--- begin ---

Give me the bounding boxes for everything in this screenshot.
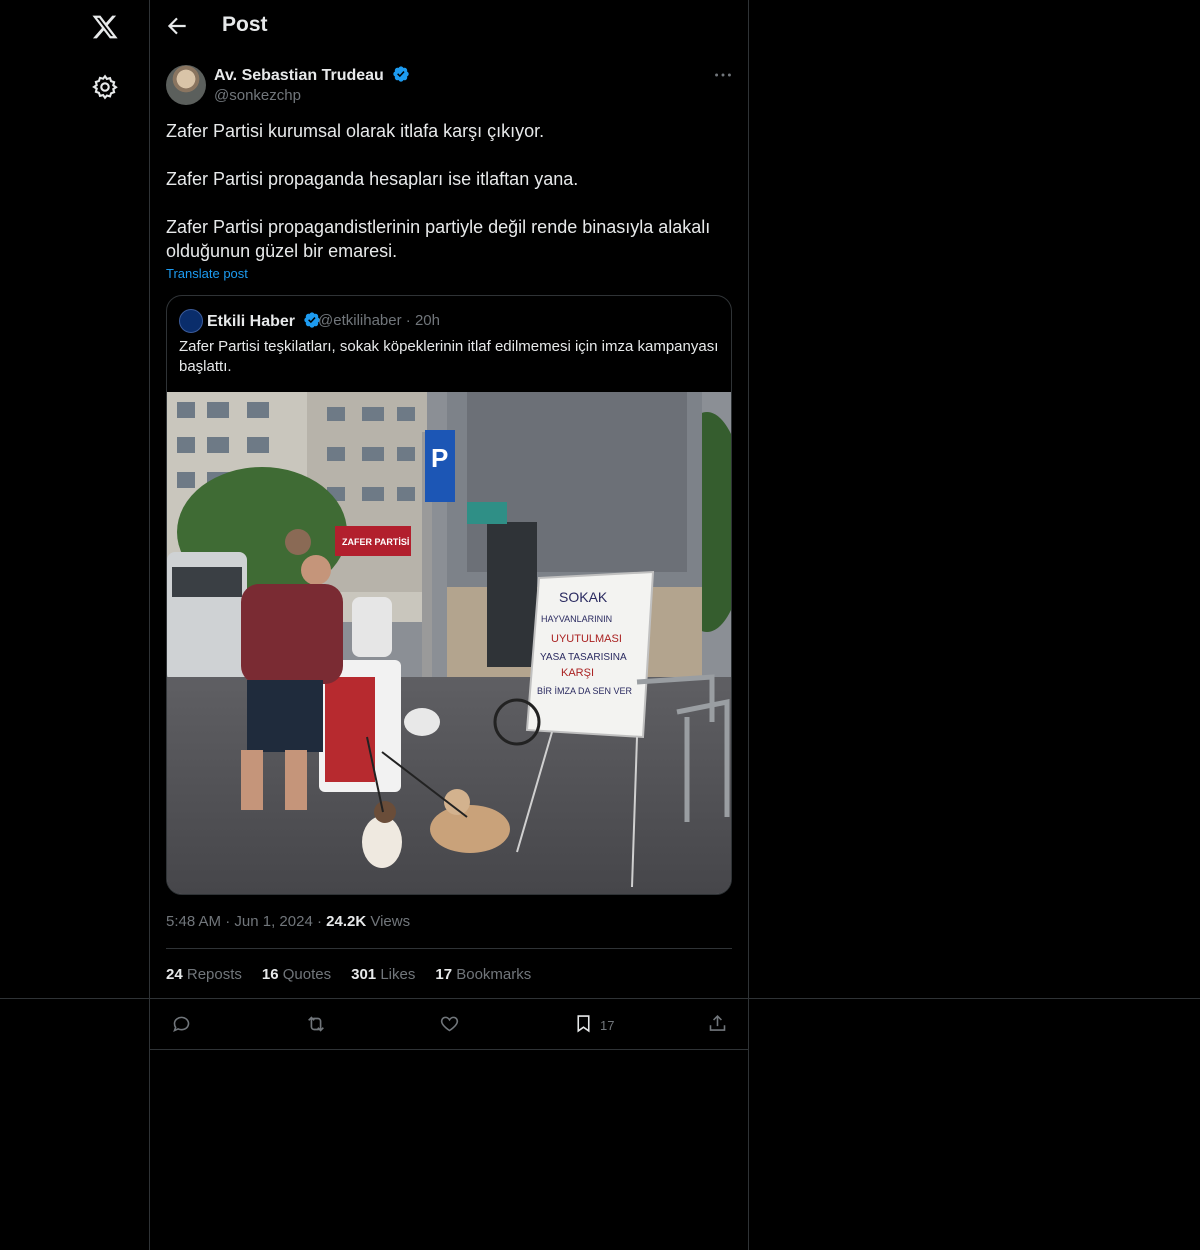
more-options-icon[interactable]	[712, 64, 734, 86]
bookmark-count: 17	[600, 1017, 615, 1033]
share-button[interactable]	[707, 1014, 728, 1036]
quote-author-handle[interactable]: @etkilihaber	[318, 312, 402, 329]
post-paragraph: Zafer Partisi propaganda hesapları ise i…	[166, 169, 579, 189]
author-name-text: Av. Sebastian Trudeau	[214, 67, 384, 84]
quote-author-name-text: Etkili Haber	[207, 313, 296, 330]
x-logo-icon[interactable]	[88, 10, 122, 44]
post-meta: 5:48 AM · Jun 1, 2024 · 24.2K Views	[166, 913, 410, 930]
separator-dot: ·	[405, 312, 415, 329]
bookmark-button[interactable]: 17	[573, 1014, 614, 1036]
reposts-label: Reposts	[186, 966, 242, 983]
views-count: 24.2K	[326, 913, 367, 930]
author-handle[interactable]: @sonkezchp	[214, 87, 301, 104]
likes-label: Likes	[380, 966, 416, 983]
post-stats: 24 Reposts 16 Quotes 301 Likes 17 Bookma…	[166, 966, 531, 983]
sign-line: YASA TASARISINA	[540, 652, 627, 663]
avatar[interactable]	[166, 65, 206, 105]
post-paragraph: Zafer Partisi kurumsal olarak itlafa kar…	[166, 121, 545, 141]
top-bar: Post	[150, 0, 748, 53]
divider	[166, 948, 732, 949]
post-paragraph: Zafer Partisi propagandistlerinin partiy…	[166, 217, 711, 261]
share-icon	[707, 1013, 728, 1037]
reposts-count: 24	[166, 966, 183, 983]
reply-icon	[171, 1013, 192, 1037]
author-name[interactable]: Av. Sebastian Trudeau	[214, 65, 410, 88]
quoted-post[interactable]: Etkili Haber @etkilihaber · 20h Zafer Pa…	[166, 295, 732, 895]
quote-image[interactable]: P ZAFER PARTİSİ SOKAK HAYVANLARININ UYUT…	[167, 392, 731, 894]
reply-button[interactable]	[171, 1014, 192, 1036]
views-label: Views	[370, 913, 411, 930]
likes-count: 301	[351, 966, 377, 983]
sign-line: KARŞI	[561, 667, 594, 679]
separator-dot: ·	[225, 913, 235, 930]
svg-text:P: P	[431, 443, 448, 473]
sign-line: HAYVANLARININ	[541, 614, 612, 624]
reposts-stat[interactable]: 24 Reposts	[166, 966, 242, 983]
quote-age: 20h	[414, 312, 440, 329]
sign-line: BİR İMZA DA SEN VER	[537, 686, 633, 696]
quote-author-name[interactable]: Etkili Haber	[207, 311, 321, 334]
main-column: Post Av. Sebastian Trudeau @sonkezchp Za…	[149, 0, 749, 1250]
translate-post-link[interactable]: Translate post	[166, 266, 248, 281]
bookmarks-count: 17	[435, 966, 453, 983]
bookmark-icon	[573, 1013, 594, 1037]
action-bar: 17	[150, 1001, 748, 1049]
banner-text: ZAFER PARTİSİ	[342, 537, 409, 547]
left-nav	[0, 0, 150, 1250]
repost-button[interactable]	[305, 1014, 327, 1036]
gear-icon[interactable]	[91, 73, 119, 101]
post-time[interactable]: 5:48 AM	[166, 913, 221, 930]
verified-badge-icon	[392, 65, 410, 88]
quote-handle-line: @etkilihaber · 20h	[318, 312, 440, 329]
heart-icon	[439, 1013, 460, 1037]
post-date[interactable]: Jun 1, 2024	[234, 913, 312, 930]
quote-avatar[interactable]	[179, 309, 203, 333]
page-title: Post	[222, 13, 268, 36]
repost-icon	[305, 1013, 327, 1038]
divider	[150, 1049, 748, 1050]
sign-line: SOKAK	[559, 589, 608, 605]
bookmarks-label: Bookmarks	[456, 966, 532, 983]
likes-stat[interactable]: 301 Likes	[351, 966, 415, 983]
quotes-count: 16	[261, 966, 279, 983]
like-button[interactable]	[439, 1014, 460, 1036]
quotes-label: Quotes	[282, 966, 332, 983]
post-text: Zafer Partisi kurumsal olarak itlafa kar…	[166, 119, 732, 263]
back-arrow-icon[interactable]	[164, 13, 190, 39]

--- end ---

=== Set problem ===
Please format the lines of the records above as a Markdown table with the columns No. and Text, numbering each row and omitting blank lines. Leave the pictures out of the answer.

=== Result of this task ===
| No. | Text |
|---|---|
| 1 | Give me the bounding boxes for everything in this screenshot. |
| 2 | more-options-icon[interactable]	[712, 64, 734, 86] |
| 3 | bookmark-count: 17	[600, 1017, 615, 1033] |
| 4 | share-button[interactable]	[707, 1014, 728, 1036] |
| 5 | quote-author-handle[interactable]: @etkilihaber	[318, 312, 402, 329] |
| 6 | post-paragraph: Zafer Partisi propaganda hesapları ise i…	[166, 169, 579, 189] |
| 7 | author-name-text: Av. Sebastian Trudeau	[214, 67, 384, 84] |
| 8 | quote-author-name-text: Etkili Haber	[207, 313, 296, 330] |
| 9 | x-logo-icon[interactable]	[88, 10, 122, 44] |
| 10 | post-meta: 5:48 AM · Jun 1, 2024 · 24.2K Views	[166, 913, 410, 930] |
| 11 | separator-dot: ·	[405, 312, 415, 329] |
| 12 | bookmark-button[interactable]: 17	[573, 1014, 614, 1036] |
| 13 | reposts-label: Reposts	[186, 966, 242, 983] |
| 14 | views-count: 24.2K	[326, 913, 367, 930] |
| 15 | author-handle[interactable]: @sonkezchp	[214, 87, 301, 104] |
| 16 | likes-label: Likes	[380, 966, 416, 983] |
| 17 | post-stats: 24 Reposts 16 Quotes 301 Likes 17 Bookma…	[166, 966, 531, 983] |
| 18 | sign-line: YASA TASARISINA	[540, 652, 627, 663] |
| 19 | avatar[interactable]	[166, 65, 206, 105] |
| 20 | post-paragraph: Zafer Partisi kurumsal olarak itlafa kar…	[166, 121, 545, 141] |
| 21 | top-bar: Post	[150, 0, 748, 53] |
| 22 | divider	[166, 948, 732, 949] |
| 23 | post-paragraph: Zafer Partisi propagandistlerinin partiy…	[166, 217, 711, 261] |
| 24 | share-icon	[707, 1013, 728, 1037] |
| 25 | reposts-count: 24	[166, 966, 183, 983] |
| 26 | reply-icon	[171, 1013, 192, 1037] |
| 27 | author-name[interactable]: Av. Sebastian Trudeau	[214, 65, 410, 88] |
| 28 | quoted-post[interactable]: Etkili Haber @etkilihaber · 20h Zafer Pa…	[166, 295, 732, 895] |
| 29 | quote-image[interactable]: P ZAFER PARTİSİ SOKAK HAYVANLARININ UYUT…	[167, 392, 731, 894] |
| 30 | reply-button[interactable]	[171, 1014, 192, 1036] |
| 31 | views-label: Views	[370, 913, 411, 930] |
| 32 | likes-count: 301	[351, 966, 377, 983] |
| 33 | sign-line: KARŞI	[561, 667, 594, 679] |
| 34 | separator-dot: ·	[225, 913, 235, 930] |
| 35 | svg-text:P: P	[431, 443, 448, 473] |
| 36 | sign-line: HAYVANLARININ	[541, 614, 612, 624] |
| 37 | reposts-stat[interactable]: 24 Reposts	[166, 966, 242, 983] |
| 38 | quote-age: 20h	[414, 312, 440, 329] |
| 39 | sign-line: BİR İMZA DA SEN VER	[537, 686, 633, 696] |
| 40 | quote-author-name[interactable]: Etkili Haber	[207, 311, 321, 334] |
| 41 | main-column: Post Av. Sebastian Trudeau @sonkezchp Za…	[149, 0, 749, 1250] |
| 42 | translate-post-link[interactable]: Translate post	[166, 266, 248, 281] |
| 43 | bookmarks-count: 17	[435, 966, 453, 983] |
| 44 | bookmark-icon	[573, 1013, 594, 1037] |
| 45 | action-bar: 17	[150, 1001, 748, 1049] |
| 46 | banner-text: ZAFER PARTİSİ	[342, 537, 409, 547] |
| 47 | left-nav	[0, 0, 150, 1250] |
| 48 | repost-button[interactable]	[305, 1014, 327, 1036] |
| 49 | gear-icon[interactable]	[91, 73, 119, 101] |
| 50 | post-time[interactable]: 5:48 AM	[166, 913, 221, 930] |
| 51 | verified-badge-icon	[392, 65, 410, 88] |
| 52 | quote-handle-line: @etkilihaber · 20h	[318, 312, 440, 329] |
| 53 | heart-icon	[439, 1013, 460, 1037] |
| 54 | post-date[interactable]: Jun 1, 2024	[234, 913, 312, 930] |
| 55 | quote-avatar[interactable]	[179, 309, 203, 333] |
| 56 | page-title: Post	[222, 13, 268, 36] |
| 57 | repost-icon	[305, 1013, 327, 1038] |
| 58 | divider	[150, 1049, 748, 1050] |
| 59 | sign-line: SOKAK	[559, 589, 608, 605] |
| 60 | bookmarks-label: Bookmarks	[456, 966, 532, 983] |
| 61 | likes-stat[interactable]: 301 Likes	[351, 966, 415, 983] |
| 62 | quotes-count: 16	[261, 966, 279, 983] |
| 63 | like-button[interactable]	[439, 1014, 460, 1036] |
| 64 | quotes-label: Quotes	[282, 966, 332, 983] |
| 65 | post-text: Zafer Partisi kurumsal olarak itlafa kar…	[166, 119, 732, 263] |
| 66 | back-arrow-icon[interactable]	[164, 13, 190, 39] |